- [Exercise aim]:
Count the lines in the data below where the string "xlabel" occurs, please, and give the number alone.

┏━━

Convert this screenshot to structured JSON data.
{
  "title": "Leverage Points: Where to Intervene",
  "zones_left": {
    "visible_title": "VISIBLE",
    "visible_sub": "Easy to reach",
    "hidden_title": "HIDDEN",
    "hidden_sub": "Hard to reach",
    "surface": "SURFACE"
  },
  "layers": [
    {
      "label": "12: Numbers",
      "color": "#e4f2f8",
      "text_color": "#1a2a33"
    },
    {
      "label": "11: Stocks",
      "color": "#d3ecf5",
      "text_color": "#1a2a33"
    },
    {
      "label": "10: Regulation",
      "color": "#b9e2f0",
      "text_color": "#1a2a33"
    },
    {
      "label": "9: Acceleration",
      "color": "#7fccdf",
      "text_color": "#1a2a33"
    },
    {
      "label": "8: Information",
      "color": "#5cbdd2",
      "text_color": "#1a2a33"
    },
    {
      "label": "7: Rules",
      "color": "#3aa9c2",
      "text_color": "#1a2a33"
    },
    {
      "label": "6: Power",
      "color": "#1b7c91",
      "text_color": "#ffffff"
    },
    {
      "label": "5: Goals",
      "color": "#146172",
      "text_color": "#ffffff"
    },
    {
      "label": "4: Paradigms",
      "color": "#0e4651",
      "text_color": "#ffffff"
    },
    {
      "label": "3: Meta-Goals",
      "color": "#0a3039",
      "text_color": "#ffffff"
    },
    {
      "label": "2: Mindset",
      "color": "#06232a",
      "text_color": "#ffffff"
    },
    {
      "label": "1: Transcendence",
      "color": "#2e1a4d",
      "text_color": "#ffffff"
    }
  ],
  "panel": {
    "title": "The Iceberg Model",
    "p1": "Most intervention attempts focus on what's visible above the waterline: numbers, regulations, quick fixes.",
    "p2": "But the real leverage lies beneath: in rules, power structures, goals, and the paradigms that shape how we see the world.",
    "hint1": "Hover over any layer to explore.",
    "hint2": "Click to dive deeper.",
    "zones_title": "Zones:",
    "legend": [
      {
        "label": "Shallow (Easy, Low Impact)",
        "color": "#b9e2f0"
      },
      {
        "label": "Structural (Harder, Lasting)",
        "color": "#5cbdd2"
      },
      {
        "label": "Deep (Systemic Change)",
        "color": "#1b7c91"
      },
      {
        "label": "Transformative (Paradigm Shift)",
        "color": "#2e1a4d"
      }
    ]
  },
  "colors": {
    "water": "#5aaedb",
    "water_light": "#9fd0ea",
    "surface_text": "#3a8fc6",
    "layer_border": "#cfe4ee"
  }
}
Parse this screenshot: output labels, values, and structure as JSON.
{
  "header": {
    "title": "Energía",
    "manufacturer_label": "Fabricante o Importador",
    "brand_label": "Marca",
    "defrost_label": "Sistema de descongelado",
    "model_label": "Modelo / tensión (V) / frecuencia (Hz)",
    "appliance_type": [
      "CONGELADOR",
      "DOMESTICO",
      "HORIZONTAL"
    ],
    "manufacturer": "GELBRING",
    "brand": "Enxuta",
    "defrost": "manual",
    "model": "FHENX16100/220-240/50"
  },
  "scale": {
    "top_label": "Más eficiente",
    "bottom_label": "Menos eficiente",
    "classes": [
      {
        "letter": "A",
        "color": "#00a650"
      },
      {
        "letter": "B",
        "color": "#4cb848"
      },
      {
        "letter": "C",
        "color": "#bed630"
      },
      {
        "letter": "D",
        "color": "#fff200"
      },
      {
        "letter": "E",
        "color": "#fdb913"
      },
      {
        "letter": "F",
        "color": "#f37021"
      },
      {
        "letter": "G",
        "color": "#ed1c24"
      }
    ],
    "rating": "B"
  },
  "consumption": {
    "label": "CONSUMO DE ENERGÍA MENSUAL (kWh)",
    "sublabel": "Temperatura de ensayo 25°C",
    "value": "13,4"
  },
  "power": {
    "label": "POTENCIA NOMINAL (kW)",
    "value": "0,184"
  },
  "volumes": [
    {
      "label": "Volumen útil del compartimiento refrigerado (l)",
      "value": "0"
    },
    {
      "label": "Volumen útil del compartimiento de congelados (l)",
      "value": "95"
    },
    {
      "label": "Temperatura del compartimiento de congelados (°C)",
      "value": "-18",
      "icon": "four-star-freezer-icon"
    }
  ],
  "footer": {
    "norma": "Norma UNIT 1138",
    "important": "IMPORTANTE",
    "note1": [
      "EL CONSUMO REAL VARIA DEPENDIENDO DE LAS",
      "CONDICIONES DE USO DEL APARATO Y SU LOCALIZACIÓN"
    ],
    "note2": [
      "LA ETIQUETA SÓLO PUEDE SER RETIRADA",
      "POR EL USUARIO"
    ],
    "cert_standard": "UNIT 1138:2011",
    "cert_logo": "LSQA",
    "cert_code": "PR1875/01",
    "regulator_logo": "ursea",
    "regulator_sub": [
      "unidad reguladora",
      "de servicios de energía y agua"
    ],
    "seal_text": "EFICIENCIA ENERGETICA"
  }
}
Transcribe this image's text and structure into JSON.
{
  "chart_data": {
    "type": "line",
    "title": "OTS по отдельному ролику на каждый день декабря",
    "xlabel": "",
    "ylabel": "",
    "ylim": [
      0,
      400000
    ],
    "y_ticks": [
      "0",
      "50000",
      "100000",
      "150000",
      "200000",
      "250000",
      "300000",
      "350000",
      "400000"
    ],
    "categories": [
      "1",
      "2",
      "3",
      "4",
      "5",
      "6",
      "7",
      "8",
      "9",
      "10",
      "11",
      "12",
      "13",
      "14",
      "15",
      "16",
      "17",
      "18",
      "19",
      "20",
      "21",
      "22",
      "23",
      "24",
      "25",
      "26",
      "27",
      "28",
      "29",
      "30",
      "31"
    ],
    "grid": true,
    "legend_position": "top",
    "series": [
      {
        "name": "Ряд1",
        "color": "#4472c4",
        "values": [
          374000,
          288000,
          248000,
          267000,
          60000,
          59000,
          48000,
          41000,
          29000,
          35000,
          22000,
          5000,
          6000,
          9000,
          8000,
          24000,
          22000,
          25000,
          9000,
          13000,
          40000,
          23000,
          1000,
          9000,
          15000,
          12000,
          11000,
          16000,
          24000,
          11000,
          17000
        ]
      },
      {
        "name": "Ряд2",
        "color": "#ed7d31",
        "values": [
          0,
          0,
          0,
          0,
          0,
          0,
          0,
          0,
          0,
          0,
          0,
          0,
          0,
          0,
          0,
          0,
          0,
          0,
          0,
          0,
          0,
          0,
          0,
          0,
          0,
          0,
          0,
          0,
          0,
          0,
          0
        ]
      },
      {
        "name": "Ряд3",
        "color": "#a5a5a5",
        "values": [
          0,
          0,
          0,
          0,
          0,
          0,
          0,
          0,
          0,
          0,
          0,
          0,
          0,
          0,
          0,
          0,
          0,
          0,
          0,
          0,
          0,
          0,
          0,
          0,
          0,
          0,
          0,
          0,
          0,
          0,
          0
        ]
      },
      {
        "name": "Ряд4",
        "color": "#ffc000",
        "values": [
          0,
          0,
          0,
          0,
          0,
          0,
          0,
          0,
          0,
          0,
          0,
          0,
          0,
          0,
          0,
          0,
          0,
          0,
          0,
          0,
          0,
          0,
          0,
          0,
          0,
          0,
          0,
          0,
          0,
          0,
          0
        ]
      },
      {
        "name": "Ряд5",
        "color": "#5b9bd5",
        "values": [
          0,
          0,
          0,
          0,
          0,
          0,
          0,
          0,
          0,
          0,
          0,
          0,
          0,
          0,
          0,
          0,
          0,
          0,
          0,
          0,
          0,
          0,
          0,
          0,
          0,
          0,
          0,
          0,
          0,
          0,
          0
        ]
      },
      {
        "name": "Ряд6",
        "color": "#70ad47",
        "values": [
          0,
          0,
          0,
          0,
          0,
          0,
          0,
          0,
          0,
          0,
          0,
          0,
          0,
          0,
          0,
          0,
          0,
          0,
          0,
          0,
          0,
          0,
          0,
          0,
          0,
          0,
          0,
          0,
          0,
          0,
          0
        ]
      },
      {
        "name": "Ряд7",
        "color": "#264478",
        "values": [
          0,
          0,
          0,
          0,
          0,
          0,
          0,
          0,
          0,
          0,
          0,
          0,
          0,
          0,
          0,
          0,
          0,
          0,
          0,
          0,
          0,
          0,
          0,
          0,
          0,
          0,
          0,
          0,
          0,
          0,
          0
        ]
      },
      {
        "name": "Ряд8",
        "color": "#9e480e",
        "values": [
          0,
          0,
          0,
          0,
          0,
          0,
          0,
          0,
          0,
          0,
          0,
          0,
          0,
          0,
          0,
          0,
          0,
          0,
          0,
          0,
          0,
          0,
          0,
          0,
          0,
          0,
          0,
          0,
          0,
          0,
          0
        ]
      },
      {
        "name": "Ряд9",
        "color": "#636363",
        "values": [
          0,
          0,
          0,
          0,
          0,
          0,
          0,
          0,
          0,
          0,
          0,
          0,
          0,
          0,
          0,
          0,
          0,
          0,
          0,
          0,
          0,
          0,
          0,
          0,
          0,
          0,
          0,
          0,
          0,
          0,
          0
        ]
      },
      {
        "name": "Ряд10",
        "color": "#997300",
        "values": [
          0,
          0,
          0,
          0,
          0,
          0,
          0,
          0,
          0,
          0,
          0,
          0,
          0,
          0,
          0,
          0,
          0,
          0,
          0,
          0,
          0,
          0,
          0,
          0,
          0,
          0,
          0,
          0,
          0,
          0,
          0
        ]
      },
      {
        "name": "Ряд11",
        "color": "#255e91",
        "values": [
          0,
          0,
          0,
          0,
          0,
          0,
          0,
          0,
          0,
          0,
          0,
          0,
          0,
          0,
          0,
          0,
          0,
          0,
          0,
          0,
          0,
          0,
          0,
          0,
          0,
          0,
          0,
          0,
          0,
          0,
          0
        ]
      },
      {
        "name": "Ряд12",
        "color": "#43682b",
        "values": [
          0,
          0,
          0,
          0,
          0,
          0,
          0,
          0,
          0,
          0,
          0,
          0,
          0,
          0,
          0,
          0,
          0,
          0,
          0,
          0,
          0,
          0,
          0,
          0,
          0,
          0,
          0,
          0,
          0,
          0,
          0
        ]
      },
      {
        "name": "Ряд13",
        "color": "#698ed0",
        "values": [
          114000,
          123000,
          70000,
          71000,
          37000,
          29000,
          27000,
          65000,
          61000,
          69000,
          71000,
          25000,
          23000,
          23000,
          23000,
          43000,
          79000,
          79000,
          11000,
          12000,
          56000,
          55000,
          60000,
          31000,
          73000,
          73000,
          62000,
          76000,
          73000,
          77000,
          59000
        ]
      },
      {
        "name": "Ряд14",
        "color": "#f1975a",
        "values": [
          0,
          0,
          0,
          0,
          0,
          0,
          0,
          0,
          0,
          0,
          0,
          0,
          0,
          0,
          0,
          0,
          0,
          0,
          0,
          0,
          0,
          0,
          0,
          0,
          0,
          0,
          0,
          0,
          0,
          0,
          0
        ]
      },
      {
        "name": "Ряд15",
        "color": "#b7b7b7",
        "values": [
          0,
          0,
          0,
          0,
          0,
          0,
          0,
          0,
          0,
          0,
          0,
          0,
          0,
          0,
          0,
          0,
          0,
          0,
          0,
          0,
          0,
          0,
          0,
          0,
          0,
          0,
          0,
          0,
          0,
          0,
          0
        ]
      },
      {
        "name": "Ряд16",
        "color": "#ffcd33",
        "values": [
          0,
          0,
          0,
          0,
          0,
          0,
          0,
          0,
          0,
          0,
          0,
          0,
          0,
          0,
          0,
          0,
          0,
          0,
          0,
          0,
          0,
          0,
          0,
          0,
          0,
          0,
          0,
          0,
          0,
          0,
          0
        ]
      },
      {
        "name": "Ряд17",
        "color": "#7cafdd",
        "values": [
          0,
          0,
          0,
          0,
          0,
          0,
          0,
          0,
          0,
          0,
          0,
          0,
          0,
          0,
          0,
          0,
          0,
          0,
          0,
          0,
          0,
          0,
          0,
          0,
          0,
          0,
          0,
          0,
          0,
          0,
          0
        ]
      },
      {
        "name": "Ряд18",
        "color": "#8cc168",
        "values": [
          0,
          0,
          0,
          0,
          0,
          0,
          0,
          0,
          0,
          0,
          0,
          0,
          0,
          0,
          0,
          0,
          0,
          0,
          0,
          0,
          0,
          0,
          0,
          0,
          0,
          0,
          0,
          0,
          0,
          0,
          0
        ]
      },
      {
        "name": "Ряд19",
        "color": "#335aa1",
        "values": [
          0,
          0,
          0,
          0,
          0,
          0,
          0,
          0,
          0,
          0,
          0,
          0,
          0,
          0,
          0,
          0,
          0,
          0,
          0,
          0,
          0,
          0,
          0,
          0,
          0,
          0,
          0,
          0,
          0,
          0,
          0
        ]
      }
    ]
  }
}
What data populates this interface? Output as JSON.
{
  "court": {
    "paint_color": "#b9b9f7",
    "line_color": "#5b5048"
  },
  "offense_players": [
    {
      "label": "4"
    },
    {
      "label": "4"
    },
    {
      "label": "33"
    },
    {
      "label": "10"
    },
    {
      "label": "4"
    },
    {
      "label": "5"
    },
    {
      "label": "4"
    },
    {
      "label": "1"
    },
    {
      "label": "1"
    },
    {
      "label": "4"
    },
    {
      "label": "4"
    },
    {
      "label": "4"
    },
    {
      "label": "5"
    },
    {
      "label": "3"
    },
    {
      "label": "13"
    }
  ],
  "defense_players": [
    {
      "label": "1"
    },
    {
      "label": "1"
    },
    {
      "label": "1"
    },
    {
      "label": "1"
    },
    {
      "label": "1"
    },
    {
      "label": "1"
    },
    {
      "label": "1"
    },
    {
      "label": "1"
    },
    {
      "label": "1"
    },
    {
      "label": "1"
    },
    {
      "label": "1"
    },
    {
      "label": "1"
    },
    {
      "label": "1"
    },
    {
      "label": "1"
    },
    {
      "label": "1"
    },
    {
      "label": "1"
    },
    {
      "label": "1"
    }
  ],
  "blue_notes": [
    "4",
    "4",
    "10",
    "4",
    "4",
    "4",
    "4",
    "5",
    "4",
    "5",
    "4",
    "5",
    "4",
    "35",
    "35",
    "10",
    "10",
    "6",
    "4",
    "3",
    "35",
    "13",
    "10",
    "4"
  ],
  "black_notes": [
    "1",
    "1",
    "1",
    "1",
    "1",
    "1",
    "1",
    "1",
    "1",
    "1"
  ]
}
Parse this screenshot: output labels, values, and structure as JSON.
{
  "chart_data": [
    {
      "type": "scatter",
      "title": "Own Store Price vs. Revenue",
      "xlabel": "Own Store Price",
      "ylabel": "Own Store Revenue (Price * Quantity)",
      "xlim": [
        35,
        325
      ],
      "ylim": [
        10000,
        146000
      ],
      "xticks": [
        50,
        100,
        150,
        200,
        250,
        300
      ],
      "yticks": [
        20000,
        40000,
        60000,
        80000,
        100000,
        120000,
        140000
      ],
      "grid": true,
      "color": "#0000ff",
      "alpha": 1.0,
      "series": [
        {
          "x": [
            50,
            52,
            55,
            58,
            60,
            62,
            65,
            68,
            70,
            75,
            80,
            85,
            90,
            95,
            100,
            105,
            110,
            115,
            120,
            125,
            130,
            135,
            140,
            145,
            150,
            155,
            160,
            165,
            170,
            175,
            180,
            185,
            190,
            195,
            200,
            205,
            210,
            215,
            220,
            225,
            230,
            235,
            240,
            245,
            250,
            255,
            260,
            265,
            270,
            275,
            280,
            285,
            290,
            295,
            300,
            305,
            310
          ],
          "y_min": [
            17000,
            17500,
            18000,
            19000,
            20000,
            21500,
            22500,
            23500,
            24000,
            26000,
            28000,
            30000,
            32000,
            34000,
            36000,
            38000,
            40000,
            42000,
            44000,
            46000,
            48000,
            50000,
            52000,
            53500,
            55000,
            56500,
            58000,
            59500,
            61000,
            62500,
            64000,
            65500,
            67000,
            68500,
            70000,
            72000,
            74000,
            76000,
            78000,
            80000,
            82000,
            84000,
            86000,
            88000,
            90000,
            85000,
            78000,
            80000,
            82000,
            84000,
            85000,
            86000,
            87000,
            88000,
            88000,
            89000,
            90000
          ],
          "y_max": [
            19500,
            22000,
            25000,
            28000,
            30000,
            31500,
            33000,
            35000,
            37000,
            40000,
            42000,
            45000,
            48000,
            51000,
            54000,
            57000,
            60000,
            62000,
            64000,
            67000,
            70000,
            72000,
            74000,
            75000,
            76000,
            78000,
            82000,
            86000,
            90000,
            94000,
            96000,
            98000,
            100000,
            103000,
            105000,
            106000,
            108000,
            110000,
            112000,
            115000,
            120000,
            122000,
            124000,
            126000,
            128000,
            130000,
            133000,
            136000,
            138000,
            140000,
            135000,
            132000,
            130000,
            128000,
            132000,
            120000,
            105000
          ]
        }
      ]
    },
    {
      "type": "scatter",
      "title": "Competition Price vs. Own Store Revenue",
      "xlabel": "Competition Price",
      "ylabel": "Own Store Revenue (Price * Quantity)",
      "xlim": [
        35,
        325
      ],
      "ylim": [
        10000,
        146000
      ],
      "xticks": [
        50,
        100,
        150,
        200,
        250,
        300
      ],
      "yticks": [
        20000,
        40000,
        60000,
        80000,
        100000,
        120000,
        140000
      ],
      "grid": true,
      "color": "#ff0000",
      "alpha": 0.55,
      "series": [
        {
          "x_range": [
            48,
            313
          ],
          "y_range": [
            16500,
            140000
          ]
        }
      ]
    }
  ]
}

┗━━

- [Exercise solution]:
3